Work instructions: Please transcribe the data below exactly. Leave the pictures out.

Entries:
'''

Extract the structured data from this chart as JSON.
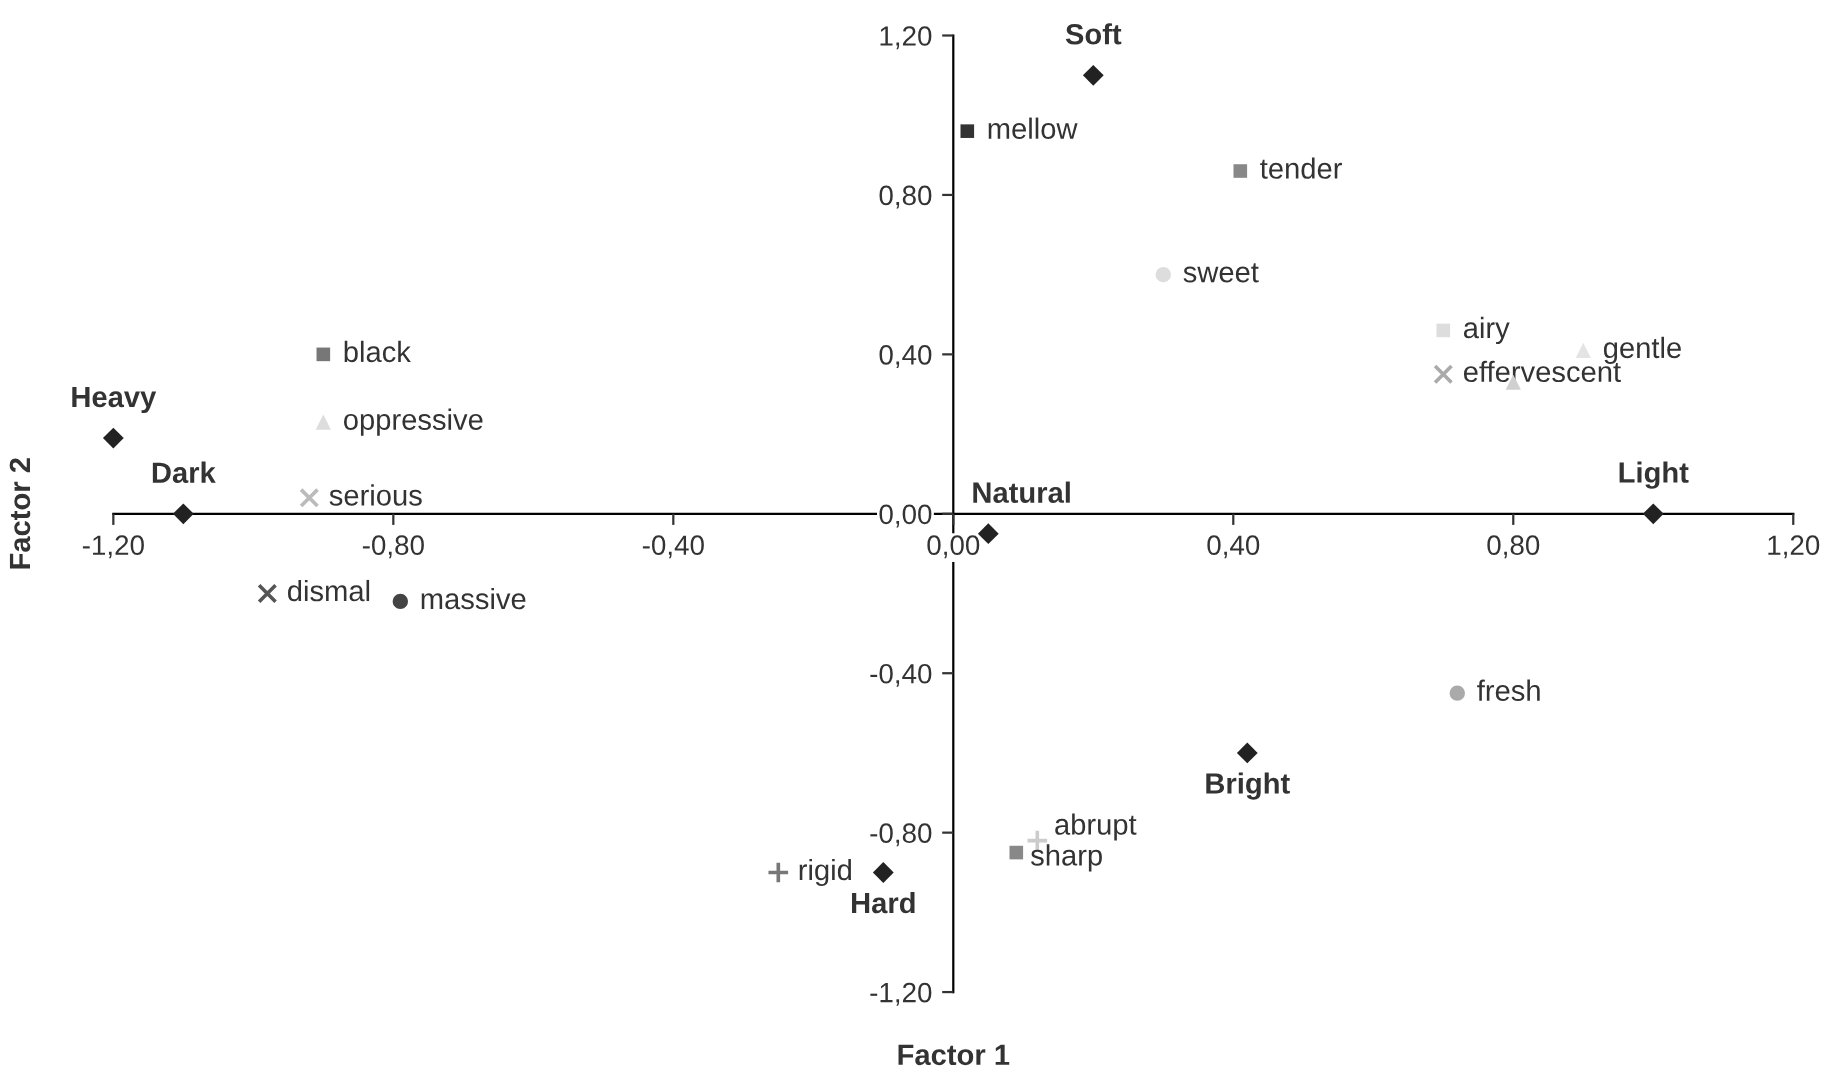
{
  "chart_data": {
    "type": "scatter",
    "xlabel": "Factor 1",
    "ylabel": "Factor 2",
    "xlim": [
      -1.2,
      1.2
    ],
    "ylim": [
      -1.2,
      1.2
    ],
    "xticks": [
      {
        "value": -1.2,
        "label": "-1,20"
      },
      {
        "value": -0.8,
        "label": "-0,80"
      },
      {
        "value": -0.4,
        "label": "-0,40"
      },
      {
        "value": 0,
        "label": "0,00"
      },
      {
        "value": 0.4,
        "label": "0,40"
      },
      {
        "value": 0.8,
        "label": "0,80"
      },
      {
        "value": 1.2,
        "label": "1,20"
      }
    ],
    "yticks": [
      {
        "value": -1.2,
        "label": "-1,20"
      },
      {
        "value": -0.8,
        "label": "-0,80"
      },
      {
        "value": -0.4,
        "label": "-0,40"
      },
      {
        "value": 0,
        "label": "0,00"
      },
      {
        "value": 0.4,
        "label": "0,40"
      },
      {
        "value": 0.8,
        "label": "0,80"
      },
      {
        "value": 1.2,
        "label": "1,20"
      }
    ],
    "grid": false,
    "series": [
      {
        "name": "Soft",
        "color": "#222222",
        "marker": "diamond",
        "x": [
          0.2
        ],
        "values": [
          1.1
        ]
      },
      {
        "name": "Heavy",
        "color": "#222222",
        "marker": "diamond",
        "x": [
          -1.2
        ],
        "values": [
          0.19
        ]
      },
      {
        "name": "Dark",
        "color": "#222222",
        "marker": "diamond",
        "x": [
          -1.1
        ],
        "values": [
          0.0
        ]
      },
      {
        "name": "Natural",
        "color": "#222222",
        "marker": "diamond",
        "x": [
          0.05
        ],
        "values": [
          -0.05
        ]
      },
      {
        "name": "Light",
        "color": "#222222",
        "marker": "diamond",
        "x": [
          1.0
        ],
        "values": [
          0.0
        ]
      },
      {
        "name": "Bright",
        "color": "#222222",
        "marker": "diamond",
        "x": [
          0.42
        ],
        "values": [
          -0.6
        ]
      },
      {
        "name": "Hard",
        "color": "#222222",
        "marker": "diamond",
        "x": [
          -0.1
        ],
        "values": [
          -0.9
        ]
      },
      {
        "name": "mellow",
        "color": "#333333",
        "marker": "square",
        "x": [
          0.02
        ],
        "values": [
          0.96
        ]
      },
      {
        "name": "tender",
        "color": "#888888",
        "marker": "square",
        "x": [
          0.41
        ],
        "values": [
          0.86
        ]
      },
      {
        "name": "sweet",
        "color": "#dddddd",
        "marker": "circle",
        "x": [
          0.3
        ],
        "values": [
          0.6
        ]
      },
      {
        "name": "airy",
        "color": "#dddddd",
        "marker": "square",
        "x": [
          0.7
        ],
        "values": [
          0.46
        ]
      },
      {
        "name": "gentle",
        "color": "#e4e4e4",
        "marker": "triangle",
        "x": [
          0.9
        ],
        "values": [
          0.41
        ]
      },
      {
        "name": "effervescent",
        "color": "#aaaaaa",
        "marker": "cross",
        "x": [
          0.7
        ],
        "values": [
          0.35
        ]
      },
      {
        "color": "#d0d0d0",
        "marker": "triangle",
        "x": [
          0.8
        ],
        "values": [
          0.33
        ]
      },
      {
        "name": "black",
        "color": "#777777",
        "marker": "square",
        "x": [
          -0.9
        ],
        "values": [
          0.4
        ]
      },
      {
        "name": "oppressive",
        "color": "#dddddd",
        "marker": "triangle",
        "x": [
          -0.9
        ],
        "values": [
          0.23
        ]
      },
      {
        "name": "serious",
        "color": "#bbbbbb",
        "marker": "cross",
        "x": [
          -0.92
        ],
        "values": [
          0.04
        ]
      },
      {
        "name": "dismal",
        "color": "#555555",
        "marker": "cross",
        "x": [
          -0.98
        ],
        "values": [
          -0.2
        ]
      },
      {
        "name": "massive",
        "color": "#444444",
        "marker": "circle",
        "x": [
          -0.79
        ],
        "values": [
          -0.22
        ]
      },
      {
        "name": "fresh",
        "color": "#aaaaaa",
        "marker": "circle",
        "x": [
          0.72
        ],
        "values": [
          -0.45
        ]
      },
      {
        "name": "abrupt",
        "color": "#cccccc",
        "marker": "plus",
        "x": [
          0.12
        ],
        "values": [
          -0.82
        ]
      },
      {
        "name": "sharp",
        "color": "#888888",
        "marker": "square",
        "x": [
          0.09
        ],
        "values": [
          -0.85
        ]
      },
      {
        "name": "rigid",
        "color": "#777777",
        "marker": "plus",
        "x": [
          -0.25
        ],
        "values": [
          -0.9
        ]
      }
    ]
  }
}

'''

Result for this exercise:
Extract the structured data from this chart as JSON.
{
  "chart_data": {
    "type": "scatter",
    "xlabel": "Factor 1",
    "ylabel": "Factor 2",
    "xlim": [
      -1.2,
      1.2
    ],
    "ylim": [
      -1.2,
      1.2
    ],
    "xticks": [
      {
        "value": -1.2,
        "label": "-1,20"
      },
      {
        "value": -0.8,
        "label": "-0,80"
      },
      {
        "value": -0.4,
        "label": "-0,40"
      },
      {
        "value": 0,
        "label": "0,00"
      },
      {
        "value": 0.4,
        "label": "0,40"
      },
      {
        "value": 0.8,
        "label": "0,80"
      },
      {
        "value": 1.2,
        "label": "1,20"
      }
    ],
    "yticks": [
      {
        "value": -1.2,
        "label": "-1,20"
      },
      {
        "value": -0.8,
        "label": "-0,80"
      },
      {
        "value": -0.4,
        "label": "-0,40"
      },
      {
        "value": 0,
        "label": "0,00"
      },
      {
        "value": 0.4,
        "label": "0,40"
      },
      {
        "value": 0.8,
        "label": "0,80"
      },
      {
        "value": 1.2,
        "label": "1,20"
      }
    ],
    "grid": false,
    "series": [
      {
        "name": "Soft",
        "color": "#222222",
        "marker": "diamond",
        "x": [
          0.2
        ],
        "values": [
          1.1
        ]
      },
      {
        "name": "Heavy",
        "color": "#222222",
        "marker": "diamond",
        "x": [
          -1.2
        ],
        "values": [
          0.19
        ]
      },
      {
        "name": "Dark",
        "color": "#222222",
        "marker": "diamond",
        "x": [
          -1.1
        ],
        "values": [
          0.0
        ]
      },
      {
        "name": "Natural",
        "color": "#222222",
        "marker": "diamond",
        "x": [
          0.05
        ],
        "values": [
          -0.05
        ]
      },
      {
        "name": "Light",
        "color": "#222222",
        "marker": "diamond",
        "x": [
          1.0
        ],
        "values": [
          0.0
        ]
      },
      {
        "name": "Bright",
        "color": "#222222",
        "marker": "diamond",
        "x": [
          0.42
        ],
        "values": [
          -0.6
        ]
      },
      {
        "name": "Hard",
        "color": "#222222",
        "marker": "diamond",
        "x": [
          -0.1
        ],
        "values": [
          -0.9
        ]
      },
      {
        "name": "mellow",
        "color": "#333333",
        "marker": "square",
        "x": [
          0.02
        ],
        "values": [
          0.96
        ]
      },
      {
        "name": "tender",
        "color": "#888888",
        "marker": "square",
        "x": [
          0.41
        ],
        "values": [
          0.86
        ]
      },
      {
        "name": "sweet",
        "color": "#dddddd",
        "marker": "circle",
        "x": [
          0.3
        ],
        "values": [
          0.6
        ]
      },
      {
        "name": "airy",
        "color": "#dddddd",
        "marker": "square",
        "x": [
          0.7
        ],
        "values": [
          0.46
        ]
      },
      {
        "name": "gentle",
        "color": "#e4e4e4",
        "marker": "triangle",
        "x": [
          0.9
        ],
        "values": [
          0.41
        ]
      },
      {
        "name": "effervescent",
        "color": "#aaaaaa",
        "marker": "cross",
        "x": [
          0.7
        ],
        "values": [
          0.35
        ]
      },
      {
        "color": "#d0d0d0",
        "marker": "triangle",
        "x": [
          0.8
        ],
        "values": [
          0.33
        ]
      },
      {
        "name": "black",
        "color": "#777777",
        "marker": "square",
        "x": [
          -0.9
        ],
        "values": [
          0.4
        ]
      },
      {
        "name": "oppressive",
        "color": "#dddddd",
        "marker": "triangle",
        "x": [
          -0.9
        ],
        "values": [
          0.23
        ]
      },
      {
        "name": "serious",
        "color": "#bbbbbb",
        "marker": "cross",
        "x": [
          -0.92
        ],
        "values": [
          0.04
        ]
      },
      {
        "name": "dismal",
        "color": "#555555",
        "marker": "cross",
        "x": [
          -0.98
        ],
        "values": [
          -0.2
        ]
      },
      {
        "name": "massive",
        "color": "#444444",
        "marker": "circle",
        "x": [
          -0.79
        ],
        "values": [
          -0.22
        ]
      },
      {
        "name": "fresh",
        "color": "#aaaaaa",
        "marker": "circle",
        "x": [
          0.72
        ],
        "values": [
          -0.45
        ]
      },
      {
        "name": "abrupt",
        "color": "#cccccc",
        "marker": "plus",
        "x": [
          0.12
        ],
        "values": [
          -0.82
        ]
      },
      {
        "name": "sharp",
        "color": "#888888",
        "marker": "square",
        "x": [
          0.09
        ],
        "values": [
          -0.85
        ]
      },
      {
        "name": "rigid",
        "color": "#777777",
        "marker": "plus",
        "x": [
          -0.25
        ],
        "values": [
          -0.9
        ]
      }
    ]
  }
}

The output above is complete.